===== Stored records

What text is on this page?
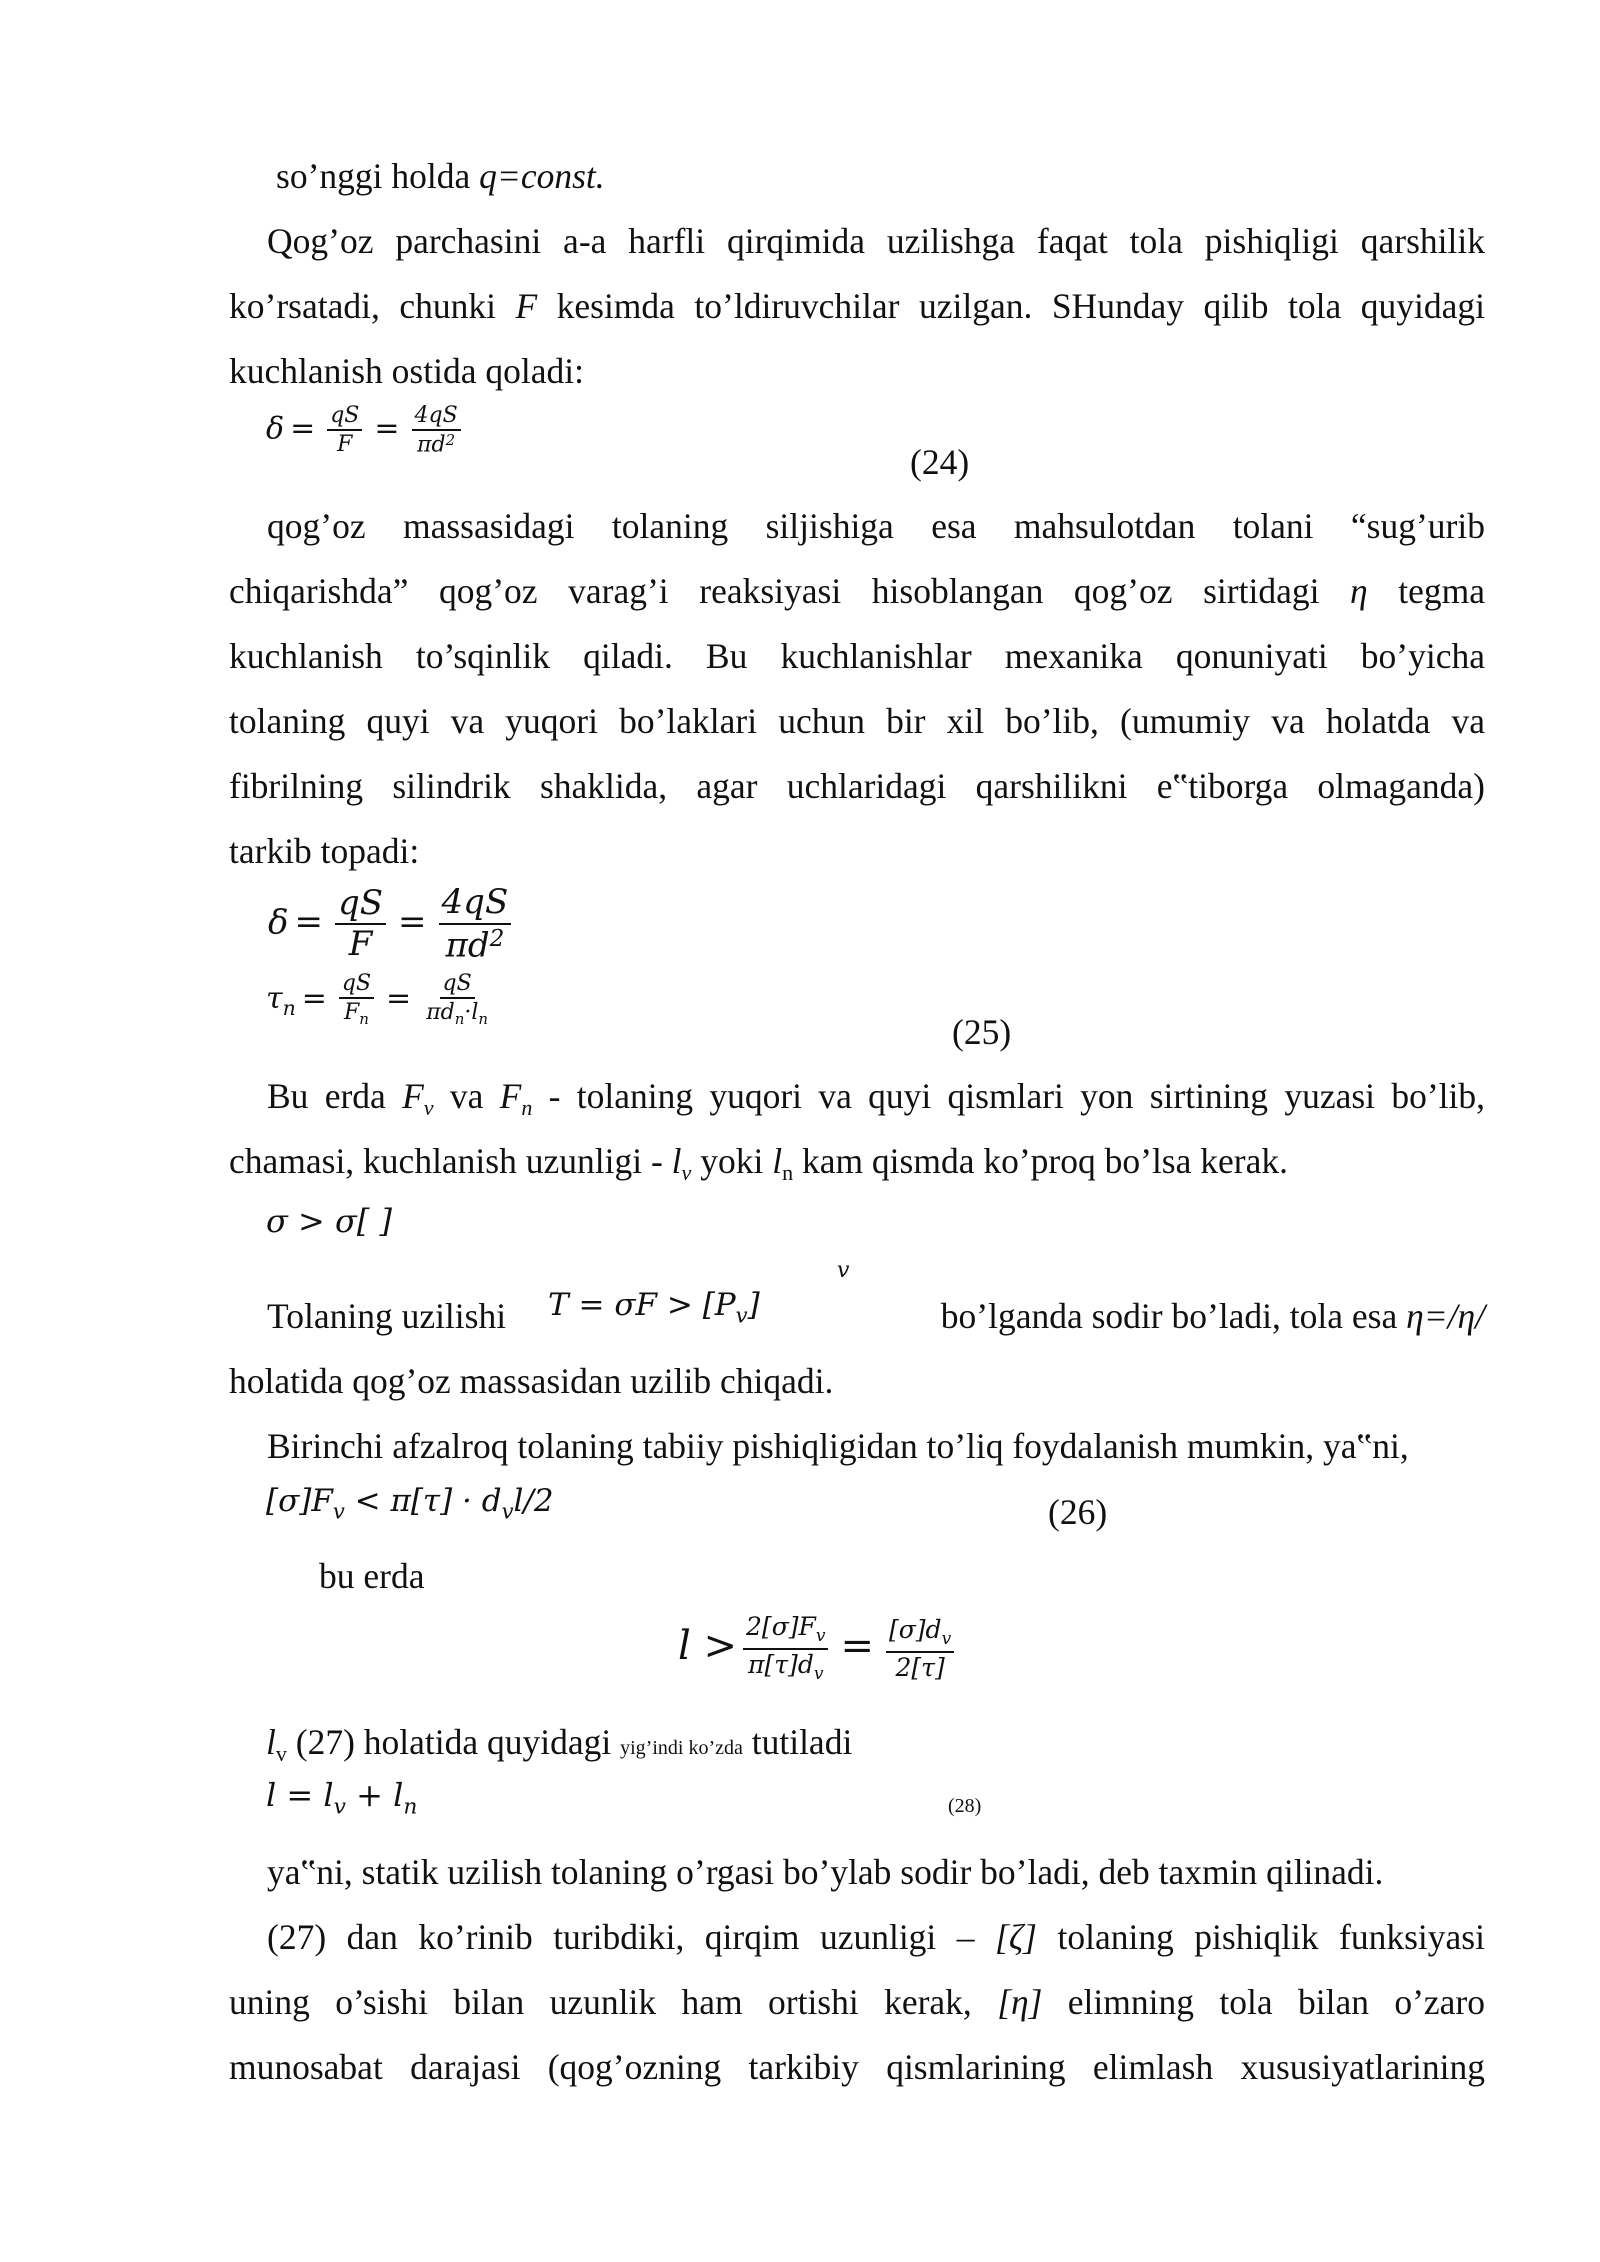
so’nggi holda q=const.
Qog’oz parchasini a-a harfli qirqimida uzilishga faqat tola pishiqligi qarshilik
ko’rsatadi, chunki F kesimda to’ldiruvchilar uzilgan. SHunday qilib tola quyidagi
kuchlanish ostida qoladi:
$\delta = \frac{qS}{F} = \frac{4qS}{\pi d^2}$
(24)
qog’oz massasidagi tolaning siljishiga esa mahsulotdan tolani “sug’urib
chiqarishda” qog’oz varag’i reaksiyasi hisoblangan qog’oz sirtidagi η tegma
kuchlanish to’sqinlik qiladi. Bu kuchlanishlar mexanika qonuniyati bo’yicha
tolaning quyi va yuqori bo’laklari uchun bir xil bo’lib, (umumiy va holatda va
fibrilning silindrik shaklida, agar uchlaridagi qarshilikni e‟tiborga olmaganda)
tarkib topadi:
$\delta = \frac{qS}{F} = \frac{4qS}{\pi d^2}$
$\tau_n = \frac{qS}{F_n} = \frac{qS}{\pi d_n\cdot l_n}$
(25)
Bu erda $F_v$ va $F_n$ - tolaning yuqori va quyi qismlari yon sirtining yuzasi bo’lib,
chamasi, kuchlanish uzunligi - $l_v$ yoki $l_n$ kam qismda ko’proq bo’lsa kerak.
σ > σ[ ]
v
Tolaning uzilishi	$T = \sigma F > [P_v]$	bo’lganda sodir bo’ladi, tola esa η=/η/
holatida qog’oz massasidan uzilib chiqadi.
Birinchi afzalroq tolaning tabiiy pishiqligidan to’liq foydalanish mumkin, ya‟ni,
$[\sigma]F_v < \pi[\tau] \cdot d_vl/2$	(26)
bu erda
$l > \frac{2[\sigma]F_v}{\pi[\tau]d_v} = \frac{[\sigma]d_v}{2[\tau]}$
$l_v$ (27) holatida quyidagi yig’indi ko’zda tutiladi
$l = l_v + l_n$	(28)
ya‟ni, statik uzilish tolaning o’rgasi bo’ylab sodir bo’ladi, deb taxmin qilinadi.
(27) dan ko’rinib turibdiki, qirqim uzunligi – [ζ] tolaning pishiqlik funksiyasi
uning o’sishi bilan uzunlik ham ortishi kerak, [η] elimning tola bilan o’zaro
munosabat darajasi (qog’ozning tarkibiy qismlarining elimlash xususiyatlarining
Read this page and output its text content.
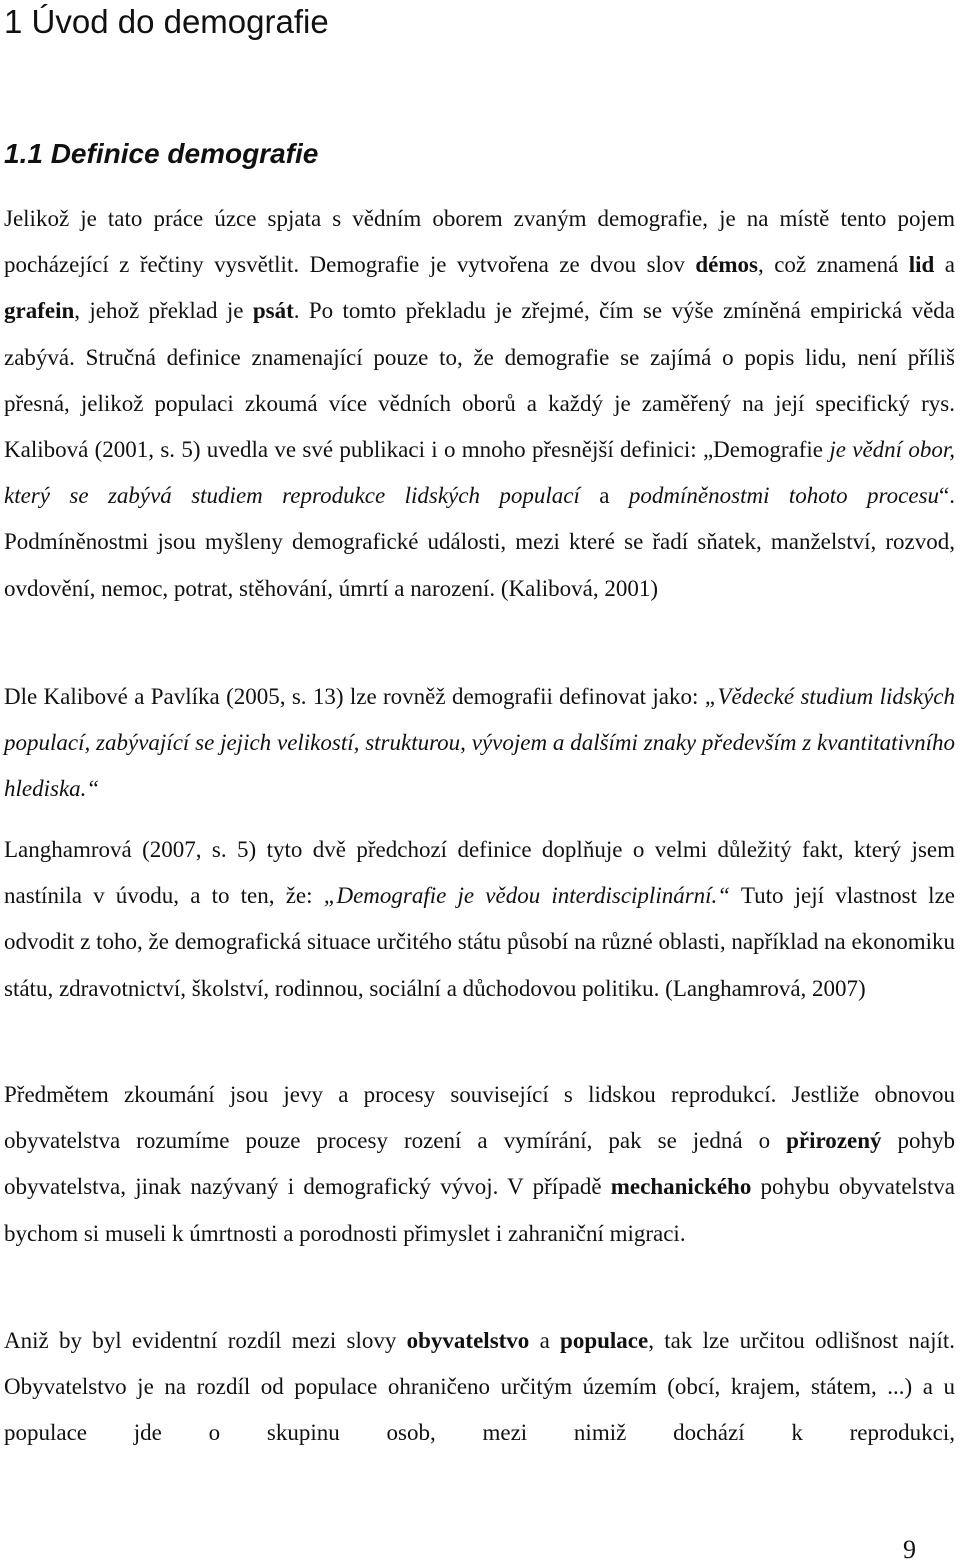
1 Úvod do demografie
1.1 Definice demografie

Jelikož je tato práce úzce spjata s vědním oborem zvaným demografie, je na místě tento pojem pocházející z řečtiny vysvětlit. Demografie je vytvořena ze dvou slov démos, což znamená lid a grafein, jehož překlad je psát. Po tomto překladu je zřejmé, čím se výše zmíněná empirická věda zabývá. Stručná definice znamenající pouze to, že demografie se zajímá o popis lidu, není příliš přesná, jelikož populaci zkoumá více vědních oborů a každý je zaměřený na její specifický rys. Kalibová (2001, s. 5) uvedla ve své publikaci i o mnoho přesnější definici: „Demografie je vědní obor, který se zabývá studiem reprodukce lidských populací a podmíněnostmi tohoto procesu“. Podmíněnostmi jsou myšleny demografické události, mezi které se řadí sňatek, manželství, rozvod, ovdovění, nemoc, potrat, stěhování, úmrtí a narození. (Kalibová, 2001)

Dle Kalibové a Pavlíka (2005, s. 13) lze rovněž demografii definovat jako: „Vědecké studium lidských populací, zabývající se jejich velikostí, strukturou, vývojem a dalšími znaky především z kvantitativního hlediska.“

Langhamrová (2007, s. 5) tyto dvě předchozí definice doplňuje o velmi důležitý fakt, který jsem nastínila v úvodu, a to ten, že: „Demografie je vědou interdisciplinární.“ Tuto její vlastnost lze odvodit z toho, že demografická situace určitého státu působí na různé oblasti, například na ekonomiku státu, zdravotnictví, školství, rodinnou, sociální a důchodovou politiku. (Langhamrová, 2007)

Předmětem zkoumání jsou jevy a procesy související s lidskou reprodukcí. Jestliže obnovou obyvatelstva rozumíme pouze procesy rození a vymírání, pak se jedná o přirozený pohyb obyvatelstva, jinak nazývaný i demografický vývoj. V případě mechanického pohybu obyvatelstva bychom si museli k úmrtnosti a porodnosti přimyslet i zahraniční migraci.

Aniž by byl evidentní rozdíl mezi slovy obyvatelstvo a populace, tak lze určitou odlišnost najít. Obyvatelstvo je na rozdíl od populace ohraničeno určitým územím (obcí, krajem, státem, ...) a u populace jde o skupinu osob, mezi nimiž dochází k reprodukci,

9
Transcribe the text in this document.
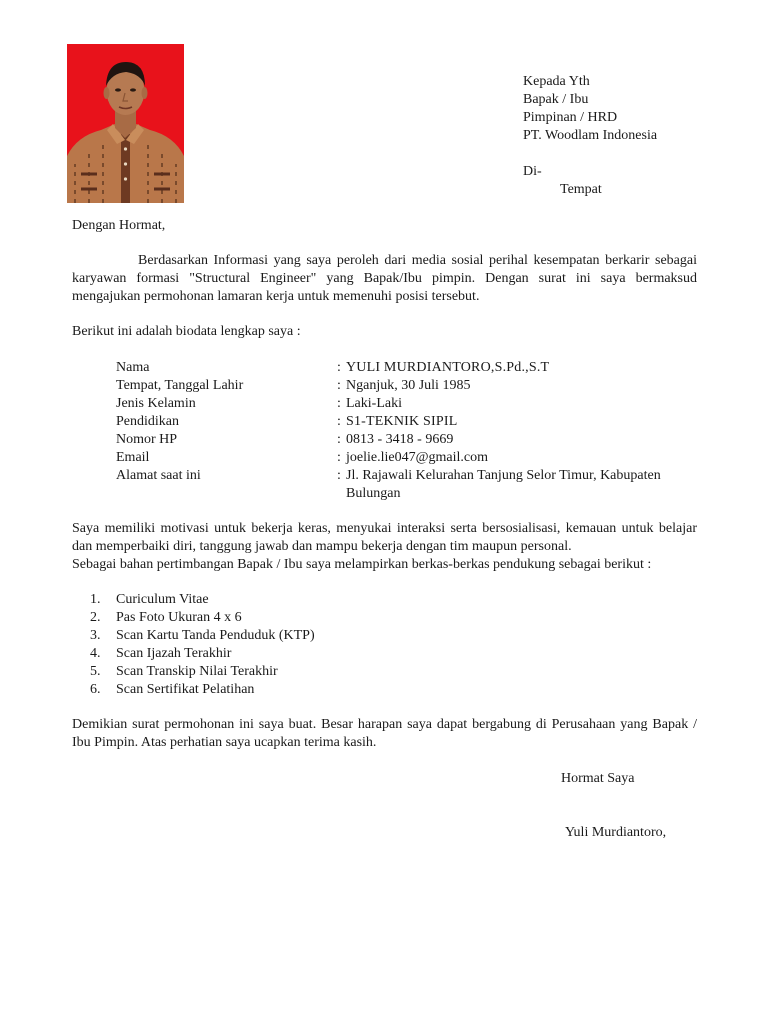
Kepada Yth
Bapak / Ibu
Pimpinan / HRD
PT. Woodlam Indonesia
Di-
Tempat
Dengan Hormat,
Berdasarkan Informasi yang saya peroleh dari media sosial perihal kesempatan berkarir sebagai karyawan formasi "Structural Engineer" yang Bapak/Ibu pimpin. Dengan surat ini saya bermaksud mengajukan permohonan lamaran kerja untuk memenuhi posisi tersebut.
Berikut ini adalah biodata lengkap saya :
Nama	: YULI MURDIANTORO,S.Pd.,S.T
Tempat, Tanggal Lahir	: Nganjuk, 30 Juli 1985
Jenis Kelamin	: Laki-Laki
Pendidikan	: S1-TEKNIK SIPIL
Nomor HP	: 0813 - 3418 - 9669
Email	: joelie.lie047@gmail.com
Alamat saat ini	: Jl. Rajawali Kelurahan Tanjung Selor Timur, Kabupaten Bulungan

Saya memiliki motivasi untuk bekerja keras, menyukai interaksi serta bersosialisasi, kemauan untuk belajar dan memperbaiki diri, tanggung jawab dan mampu bekerja dengan tim maupun personal.

Sebagai bahan pertimbangan Bapak / Ibu saya melampirkan berkas-berkas pendukung sebagai berikut :

1.	Curiculum Vitae
2.	Pas Foto Ukuran 4 x 6
3.	Scan Kartu Tanda Penduduk (KTP)
4.	Scan Ijazah Terakhir
5.	Scan Transkip Nilai Terakhir
6.	Scan Sertifikat Pelatihan
Demikian surat permohonan ini saya buat. Besar harapan saya dapat bergabung di Perusahaan yang Bapak / Ibu Pimpin. Atas perhatian saya ucapkan terima kasih.
Hormat Saya
Yuli Murdiantoro,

==========

→ What you need to do
Print out the material word for word, omitting the pictures.

→ Result of this task
What text is on this page?
so’nggi holda q=const.
Qog’oz parchasini a-a harfli qirqimida uzilishga faqat tola pishiqligi qarshilik
ko’rsatadi, chunki F kesimda to’ldiruvchilar uzilgan. SHunday qilib tola quyidagi
kuchlanish ostida qoladi:
$\delta = \frac{qS}{F} = \frac{4qS}{\pi d^2}$
(24)
qog’oz massasidagi tolaning siljishiga esa mahsulotdan tolani “sug’urib
chiqarishda” qog’oz varag’i reaksiyasi hisoblangan qog’oz sirtidagi η tegma
kuchlanish to’sqinlik qiladi. Bu kuchlanishlar mexanika qonuniyati bo’yicha
tolaning quyi va yuqori bo’laklari uchun bir xil bo’lib, (umumiy va holatda va
fibrilning silindrik shaklida, agar uchlaridagi qarshilikni e‟tiborga olmaganda)
tarkib topadi:
$\delta = \frac{qS}{F} = \frac{4qS}{\pi d^2}$
$\tau_n = \frac{qS}{F_n} = \frac{qS}{\pi d_n\cdot l_n}$
(25)
Bu erda $F_v$ va $F_n$ - tolaning yuqori va quyi qismlari yon sirtining yuzasi bo’lib,
chamasi, kuchlanish uzunligi - $l_v$ yoki $l_n$ kam qismda ko’proq bo’lsa kerak.
σ > σ[ ]
v
Tolaning uzilishi	$T = \sigma F > [P_v]$	bo’lganda sodir bo’ladi, tola esa η=/η/
holatida qog’oz massasidan uzilib chiqadi.
Birinchi afzalroq tolaning tabiiy pishiqligidan to’liq foydalanish mumkin, ya‟ni,
$[\sigma]F_v < \pi[\tau] \cdot d_vl/2$	(26)
bu erda
$l > \frac{2[\sigma]F_v}{\pi[\tau]d_v} = \frac{[\sigma]d_v}{2[\tau]}$
$l_v$ (27) holatida quyidagi yig’indi ko’zda tutiladi
$l = l_v + l_n$	(28)
ya‟ni, statik uzilish tolaning o’rgasi bo’ylab sodir bo’ladi, deb taxmin qilinadi.
(27) dan ko’rinib turibdiki, qirqim uzunligi – [ζ] tolaning pishiqlik funksiyasi
uning o’sishi bilan uzunlik ham ortishi kerak, [η] elimning tola bilan o’zaro
munosabat darajasi (qog’ozning tarkibiy qismlarining elimlash xususiyatlarining
Read this page and output its text content.
1 Úvod do demografie
1.1 Definice demografie

Jelikož je tato práce úzce spjata s vědním oborem zvaným demografie, je na místě tento pojem pocházející z řečtiny vysvětlit. Demografie je vytvořena ze dvou slov démos, což znamená lid a grafein, jehož překlad je psát. Po tomto překladu je zřejmé, čím se výše zmíněná empirická věda zabývá. Stručná definice znamenající pouze to, že demografie se zajímá o popis lidu, není příliš přesná, jelikož populaci zkoumá více vědních oborů a každý je zaměřený na její specifický rys. Kalibová (2001, s. 5) uvedla ve své publikaci i o mnoho přesnější definici: „Demografie je vědní obor, který se zabývá studiem reprodukce lidských populací a podmíněnostmi tohoto procesu“. Podmíněnostmi jsou myšleny demografické události, mezi které se řadí sňatek, manželství, rozvod, ovdovění, nemoc, potrat, stěhování, úmrtí a narození. (Kalibová, 2001)

Dle Kalibové a Pavlíka (2005, s. 13) lze rovněž demografii definovat jako: „Vědecké studium lidských populací, zabývající se jejich velikostí, strukturou, vývojem a dalšími znaky především z kvantitativního hlediska.“

Langhamrová (2007, s. 5) tyto dvě předchozí definice doplňuje o velmi důležitý fakt, který jsem nastínila v úvodu, a to ten, že: „Demografie je vědou interdisciplinární.“ Tuto její vlastnost lze odvodit z toho, že demografická situace určitého státu působí na různé oblasti, například na ekonomiku státu, zdravotnictví, školství, rodinnou, sociální a důchodovou politiku. (Langhamrová, 2007)

Předmětem zkoumání jsou jevy a procesy související s lidskou reprodukcí. Jestliže obnovou obyvatelstva rozumíme pouze procesy rození a vymírání, pak se jedná o přirozený pohyb obyvatelstva, jinak nazývaný i demografický vývoj. V případě mechanického pohybu obyvatelstva bychom si museli k úmrtnosti a porodnosti přimyslet i zahraniční migraci.

Aniž by byl evidentní rozdíl mezi slovy obyvatelstvo a populace, tak lze určitou odlišnost najít. Obyvatelstvo je na rozdíl od populace ohraničeno určitým územím (obcí, krajem, státem, ...) a u populace jde o skupinu osob, mezi nimiž dochází k reprodukci,

9
Transcribe the text in this document.
Kepada Yth
Bapak / Ibu
Pimpinan / HRD
PT. Woodlam Indonesia
Di-
Tempat
Dengan Hormat,
Berdasarkan Informasi yang saya peroleh dari media sosial perihal kesempatan berkarir sebagai karyawan formasi "Structural Engineer" yang Bapak/Ibu pimpin. Dengan surat ini saya bermaksud mengajukan permohonan lamaran kerja untuk memenuhi posisi tersebut.
Berikut ini adalah biodata lengkap saya :
Nama	: YULI MURDIANTORO,S.Pd.,S.T
Tempat, Tanggal Lahir	: Nganjuk, 30 Juli 1985
Jenis Kelamin	: Laki-Laki
Pendidikan	: S1-TEKNIK SIPIL
Nomor HP	: 0813 - 3418 - 9669
Email	: joelie.lie047@gmail.com
Alamat saat ini	: Jl. Rajawali Kelurahan Tanjung Selor Timur, Kabupaten Bulungan

Saya memiliki motivasi untuk bekerja keras, menyukai interaksi serta bersosialisasi, kemauan untuk belajar dan memperbaiki diri, tanggung jawab dan mampu bekerja dengan tim maupun personal.

Sebagai bahan pertimbangan Bapak / Ibu saya melampirkan berkas-berkas pendukung sebagai berikut :

1.	Curiculum Vitae
2.	Pas Foto Ukuran 4 x 6
3.	Scan Kartu Tanda Penduduk (KTP)
4.	Scan Ijazah Terakhir
5.	Scan Transkip Nilai Terakhir
6.	Scan Sertifikat Pelatihan
Demikian surat permohonan ini saya buat. Besar harapan saya dapat bergabung di Perusahaan yang Bapak / Ibu Pimpin. Atas perhatian saya ucapkan terima kasih.
Hormat Saya
Yuli Murdiantoro,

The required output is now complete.